── Data extract

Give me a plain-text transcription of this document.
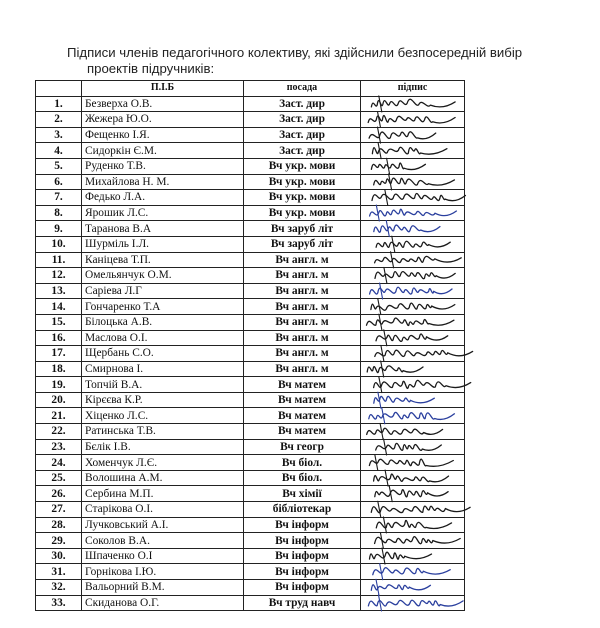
Підписи членів педагогічного колективу, які здійснили безпосередній вибір
проектів підручників:
	П.І.Б	посада	підпис
1.	Безверха О.В.	Заст. дир	
2.	Жежера Ю.О.	Заст. дир	
3.	Фещенко І.Я.	Заст. дир	
4.	Сидоркін Є.М.	Заст. дир	
5.	Руденко Т.В.	Вч укр. мови	
6.	Михайлова Н. М.	Вч укр. мови	
7.	Федько Л.А.	Вч укр. мови	
8.	Ярошик Л.С.	Вч укр. мови	
9.	Таранова В.А	Вч заруб літ	
10.	Шурміль І.Л.	Вч заруб літ	
11.	Каніцева Т.П.	Вч англ. м	
12.	Омельянчук О.М.	Вч англ. м	
13.	Саріева Л.Г	Вч англ. м	
14.	Гончаренко Т.А	Вч англ. м	
15.	Білоцька А.В.	Вч англ. м	
16.	Маслова О.І.	Вч англ. м	
17.	Щербань С.О.	Вч англ. м	
18.	Смирнова І.	Вч англ. м	
19.	Топчій В.А.	Вч матем	
20.	Кірєєва К.Р.	Вч матем	
21.	Хіценко Л.С.	Вч матем	
22.	Ратинська Т.В.	Вч матем	
23.	Бєлік І.В.	Вч геогр	
24.	Хоменчук Л.Є.	Вч біол.	
25.	Волошина А.М.	Вч біол.	
26.	Сербина М.П.	Вч хімії	
27.	Старікова О.І.	бібліотекар	
28.	Лучковський А.І.	Вч інформ	
29.	Соколов В.А.	Вч інформ	
30.	Шпаченко О.І	Вч інформ	
31.	Горнікова І.Ю.	Вч інформ	
32.	Вальорний В.М.	Вч інформ	
33.	Скиданова О.Г.	Вч труд навч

────

◆ **Exercise requirements**: Write the listing out a second time exactly, dropping all images.

◆ **Solution to the problem**:
Give me a plain-text transcription of this document.
Підписи членів педагогічного колективу, які здійснили безпосередній вибір
проектів підручників:
	П.І.Б	посада	підпис
1.	Безверха О.В.	Заст. дир	
2.	Жежера Ю.О.	Заст. дир	
3.	Фещенко І.Я.	Заст. дир	
4.	Сидоркін Є.М.	Заст. дир	
5.	Руденко Т.В.	Вч укр. мови	
6.	Михайлова Н. М.	Вч укр. мови	
7.	Федько Л.А.	Вч укр. мови	
8.	Ярошик Л.С.	Вч укр. мови	
9.	Таранова В.А	Вч заруб літ	
10.	Шурміль І.Л.	Вч заруб літ	
11.	Каніцева Т.П.	Вч англ. м	
12.	Омельянчук О.М.	Вч англ. м	
13.	Саріева Л.Г	Вч англ. м	
14.	Гончаренко Т.А	Вч англ. м	
15.	Білоцька А.В.	Вч англ. м	
16.	Маслова О.І.	Вч англ. м	
17.	Щербань С.О.	Вч англ. м	
18.	Смирнова І.	Вч англ. м	
19.	Топчій В.А.	Вч матем	
20.	Кірєєва К.Р.	Вч матем	
21.	Хіценко Л.С.	Вч матем	
22.	Ратинська Т.В.	Вч матем	
23.	Бєлік І.В.	Вч геогр	
24.	Хоменчук Л.Є.	Вч біол.	
25.	Волошина А.М.	Вч біол.	
26.	Сербина М.П.	Вч хімії	
27.	Старікова О.І.	бібліотекар	
28.	Лучковський А.І.	Вч інформ	
29.	Соколов В.А.	Вч інформ	
30.	Шпаченко О.І	Вч інформ	
31.	Горнікова І.Ю.	Вч інформ	
32.	Вальорний В.М.	Вч інформ	
33.	Скиданова О.Г.	Вч труд навч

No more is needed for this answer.